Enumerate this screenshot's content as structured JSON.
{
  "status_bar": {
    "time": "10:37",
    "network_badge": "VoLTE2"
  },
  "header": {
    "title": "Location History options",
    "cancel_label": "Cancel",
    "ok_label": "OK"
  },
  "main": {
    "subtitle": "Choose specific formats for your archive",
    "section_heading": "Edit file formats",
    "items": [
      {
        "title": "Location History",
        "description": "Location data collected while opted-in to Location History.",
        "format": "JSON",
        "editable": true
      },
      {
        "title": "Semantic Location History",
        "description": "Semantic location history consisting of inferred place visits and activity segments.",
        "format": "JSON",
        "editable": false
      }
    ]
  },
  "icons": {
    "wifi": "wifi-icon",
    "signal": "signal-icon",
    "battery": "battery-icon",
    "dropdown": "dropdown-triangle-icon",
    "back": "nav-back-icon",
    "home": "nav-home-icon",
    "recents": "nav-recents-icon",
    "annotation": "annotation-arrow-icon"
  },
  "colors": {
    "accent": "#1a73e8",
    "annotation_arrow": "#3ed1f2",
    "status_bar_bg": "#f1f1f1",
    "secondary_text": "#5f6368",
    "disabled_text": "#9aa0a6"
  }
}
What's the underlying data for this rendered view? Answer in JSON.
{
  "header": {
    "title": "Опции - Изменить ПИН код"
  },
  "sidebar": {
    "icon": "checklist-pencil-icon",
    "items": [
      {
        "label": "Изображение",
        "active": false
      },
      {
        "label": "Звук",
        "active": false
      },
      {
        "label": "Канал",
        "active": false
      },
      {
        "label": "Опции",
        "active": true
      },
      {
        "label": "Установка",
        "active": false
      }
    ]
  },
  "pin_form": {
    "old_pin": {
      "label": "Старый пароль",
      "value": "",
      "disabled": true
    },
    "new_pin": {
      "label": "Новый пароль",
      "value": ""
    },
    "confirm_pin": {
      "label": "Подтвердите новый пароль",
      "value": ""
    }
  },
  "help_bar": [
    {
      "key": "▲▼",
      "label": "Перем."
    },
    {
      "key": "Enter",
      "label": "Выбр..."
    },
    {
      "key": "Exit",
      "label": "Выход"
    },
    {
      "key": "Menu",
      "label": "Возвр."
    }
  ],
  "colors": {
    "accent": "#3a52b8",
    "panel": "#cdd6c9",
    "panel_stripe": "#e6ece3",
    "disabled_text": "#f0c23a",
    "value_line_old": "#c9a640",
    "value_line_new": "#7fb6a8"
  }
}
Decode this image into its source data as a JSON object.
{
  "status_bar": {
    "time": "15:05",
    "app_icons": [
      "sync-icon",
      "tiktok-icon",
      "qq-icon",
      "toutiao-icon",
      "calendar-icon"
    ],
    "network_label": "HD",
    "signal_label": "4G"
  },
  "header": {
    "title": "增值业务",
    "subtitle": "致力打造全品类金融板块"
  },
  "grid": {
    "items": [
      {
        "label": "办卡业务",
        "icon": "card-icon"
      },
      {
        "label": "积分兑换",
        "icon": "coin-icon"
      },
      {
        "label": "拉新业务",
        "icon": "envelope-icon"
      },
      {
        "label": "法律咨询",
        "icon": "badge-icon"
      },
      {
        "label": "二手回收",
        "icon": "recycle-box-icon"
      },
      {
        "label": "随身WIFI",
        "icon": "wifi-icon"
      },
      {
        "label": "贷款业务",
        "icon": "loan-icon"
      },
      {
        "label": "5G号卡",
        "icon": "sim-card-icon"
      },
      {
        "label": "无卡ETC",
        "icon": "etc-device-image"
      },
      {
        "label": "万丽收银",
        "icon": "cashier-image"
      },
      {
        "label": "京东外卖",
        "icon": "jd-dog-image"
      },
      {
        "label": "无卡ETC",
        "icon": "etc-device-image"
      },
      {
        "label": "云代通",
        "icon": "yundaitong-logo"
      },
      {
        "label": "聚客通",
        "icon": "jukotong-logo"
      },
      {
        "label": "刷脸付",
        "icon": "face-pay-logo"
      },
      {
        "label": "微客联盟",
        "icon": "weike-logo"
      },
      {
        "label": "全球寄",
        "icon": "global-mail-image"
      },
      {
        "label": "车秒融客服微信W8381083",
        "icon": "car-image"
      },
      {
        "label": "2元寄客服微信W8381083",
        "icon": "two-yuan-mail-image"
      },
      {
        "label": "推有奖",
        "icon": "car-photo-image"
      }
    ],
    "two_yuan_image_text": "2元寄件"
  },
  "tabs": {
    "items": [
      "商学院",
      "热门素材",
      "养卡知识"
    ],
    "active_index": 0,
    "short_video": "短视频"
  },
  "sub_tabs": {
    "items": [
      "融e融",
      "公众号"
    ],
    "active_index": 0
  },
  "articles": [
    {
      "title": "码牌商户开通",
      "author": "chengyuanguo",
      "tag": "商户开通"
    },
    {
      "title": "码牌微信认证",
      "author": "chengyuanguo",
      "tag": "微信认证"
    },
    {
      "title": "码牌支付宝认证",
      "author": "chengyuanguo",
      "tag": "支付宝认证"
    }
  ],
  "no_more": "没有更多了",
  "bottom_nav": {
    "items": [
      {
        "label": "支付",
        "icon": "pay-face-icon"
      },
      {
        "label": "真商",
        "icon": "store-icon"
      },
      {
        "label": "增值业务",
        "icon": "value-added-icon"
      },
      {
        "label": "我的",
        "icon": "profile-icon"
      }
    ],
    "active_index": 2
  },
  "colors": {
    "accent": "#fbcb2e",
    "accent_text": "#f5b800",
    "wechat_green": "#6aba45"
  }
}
+ + +
DIRECTIVE →
Restate the listing in full, word for word.

RESULT FOR THIS TASK →
Enumerate this screenshot's content as structured JSON.
{
  "status_bar": {
    "time": "10:37",
    "network_badge": "VoLTE2"
  },
  "header": {
    "title": "Location History options",
    "cancel_label": "Cancel",
    "ok_label": "OK"
  },
  "main": {
    "subtitle": "Choose specific formats for your archive",
    "section_heading": "Edit file formats",
    "items": [
      {
        "title": "Location History",
        "description": "Location data collected while opted-in to Location History.",
        "format": "JSON",
        "editable": true
      },
      {
        "title": "Semantic Location History",
        "description": "Semantic location history consisting of inferred place visits and activity segments.",
        "format": "JSON",
        "editable": false
      }
    ]
  },
  "icons": {
    "wifi": "wifi-icon",
    "signal": "signal-icon",
    "battery": "battery-icon",
    "dropdown": "dropdown-triangle-icon",
    "back": "nav-back-icon",
    "home": "nav-home-icon",
    "recents": "nav-recents-icon",
    "annotation": "annotation-arrow-icon"
  },
  "colors": {
    "accent": "#1a73e8",
    "annotation_arrow": "#3ed1f2",
    "status_bar_bg": "#f1f1f1",
    "secondary_text": "#5f6368",
    "disabled_text": "#9aa0a6"
  }
}
What's the underlying data for this rendered view? Answer in JSON.
{
  "header": {
    "title": "Опции - Изменить ПИН код"
  },
  "sidebar": {
    "icon": "checklist-pencil-icon",
    "items": [
      {
        "label": "Изображение",
        "active": false
      },
      {
        "label": "Звук",
        "active": false
      },
      {
        "label": "Канал",
        "active": false
      },
      {
        "label": "Опции",
        "active": true
      },
      {
        "label": "Установка",
        "active": false
      }
    ]
  },
  "pin_form": {
    "old_pin": {
      "label": "Старый пароль",
      "value": "",
      "disabled": true
    },
    "new_pin": {
      "label": "Новый пароль",
      "value": ""
    },
    "confirm_pin": {
      "label": "Подтвердите новый пароль",
      "value": ""
    }
  },
  "help_bar": [
    {
      "key": "▲▼",
      "label": "Перем."
    },
    {
      "key": "Enter",
      "label": "Выбр..."
    },
    {
      "key": "Exit",
      "label": "Выход"
    },
    {
      "key": "Menu",
      "label": "Возвр."
    }
  ],
  "colors": {
    "accent": "#3a52b8",
    "panel": "#cdd6c9",
    "panel_stripe": "#e6ece3",
    "disabled_text": "#f0c23a",
    "value_line_old": "#c9a640",
    "value_line_new": "#7fb6a8"
  }
}
Decode this image into its source data as a JSON object.
{
  "status_bar": {
    "time": "15:05",
    "app_icons": [
      "sync-icon",
      "tiktok-icon",
      "qq-icon",
      "toutiao-icon",
      "calendar-icon"
    ],
    "network_label": "HD",
    "signal_label": "4G"
  },
  "header": {
    "title": "增值业务",
    "subtitle": "致力打造全品类金融板块"
  },
  "grid": {
    "items": [
      {
        "label": "办卡业务",
        "icon": "card-icon"
      },
      {
        "label": "积分兑换",
        "icon": "coin-icon"
      },
      {
        "label": "拉新业务",
        "icon": "envelope-icon"
      },
      {
        "label": "法律咨询",
        "icon": "badge-icon"
      },
      {
        "label": "二手回收",
        "icon": "recycle-box-icon"
      },
      {
        "label": "随身WIFI",
        "icon": "wifi-icon"
      },
      {
        "label": "贷款业务",
        "icon": "loan-icon"
      },
      {
        "label": "5G号卡",
        "icon": "sim-card-icon"
      },
      {
        "label": "无卡ETC",
        "icon": "etc-device-image"
      },
      {
        "label": "万丽收银",
        "icon": "cashier-image"
      },
      {
        "label": "京东外卖",
        "icon": "jd-dog-image"
      },
      {
        "label": "无卡ETC",
        "icon": "etc-device-image"
      },
      {
        "label": "云代通",
        "icon": "yundaitong-logo"
      },
      {
        "label": "聚客通",
        "icon": "jukotong-logo"
      },
      {
        "label": "刷脸付",
        "icon": "face-pay-logo"
      },
      {
        "label": "微客联盟",
        "icon": "weike-logo"
      },
      {
        "label": "全球寄",
        "icon": "global-mail-image"
      },
      {
        "label": "车秒融客服微信W8381083",
        "icon": "car-image"
      },
      {
        "label": "2元寄客服微信W8381083",
        "icon": "two-yuan-mail-image"
      },
      {
        "label": "推有奖",
        "icon": "car-photo-image"
      }
    ],
    "two_yuan_image_text": "2元寄件"
  },
  "tabs": {
    "items": [
      "商学院",
      "热门素材",
      "养卡知识"
    ],
    "active_index": 0,
    "short_video": "短视频"
  },
  "sub_tabs": {
    "items": [
      "融e融",
      "公众号"
    ],
    "active_index": 0
  },
  "articles": [
    {
      "title": "码牌商户开通",
      "author": "chengyuanguo",
      "tag": "商户开通"
    },
    {
      "title": "码牌微信认证",
      "author": "chengyuanguo",
      "tag": "微信认证"
    },
    {
      "title": "码牌支付宝认证",
      "author": "chengyuanguo",
      "tag": "支付宝认证"
    }
  ],
  "no_more": "没有更多了",
  "bottom_nav": {
    "items": [
      {
        "label": "支付",
        "icon": "pay-face-icon"
      },
      {
        "label": "真商",
        "icon": "store-icon"
      },
      {
        "label": "增值业务",
        "icon": "value-added-icon"
      },
      {
        "label": "我的",
        "icon": "profile-icon"
      }
    ],
    "active_index": 2
  },
  "colors": {
    "accent": "#fbcb2e",
    "accent_text": "#f5b800",
    "wechat_green": "#6aba45"
  }
}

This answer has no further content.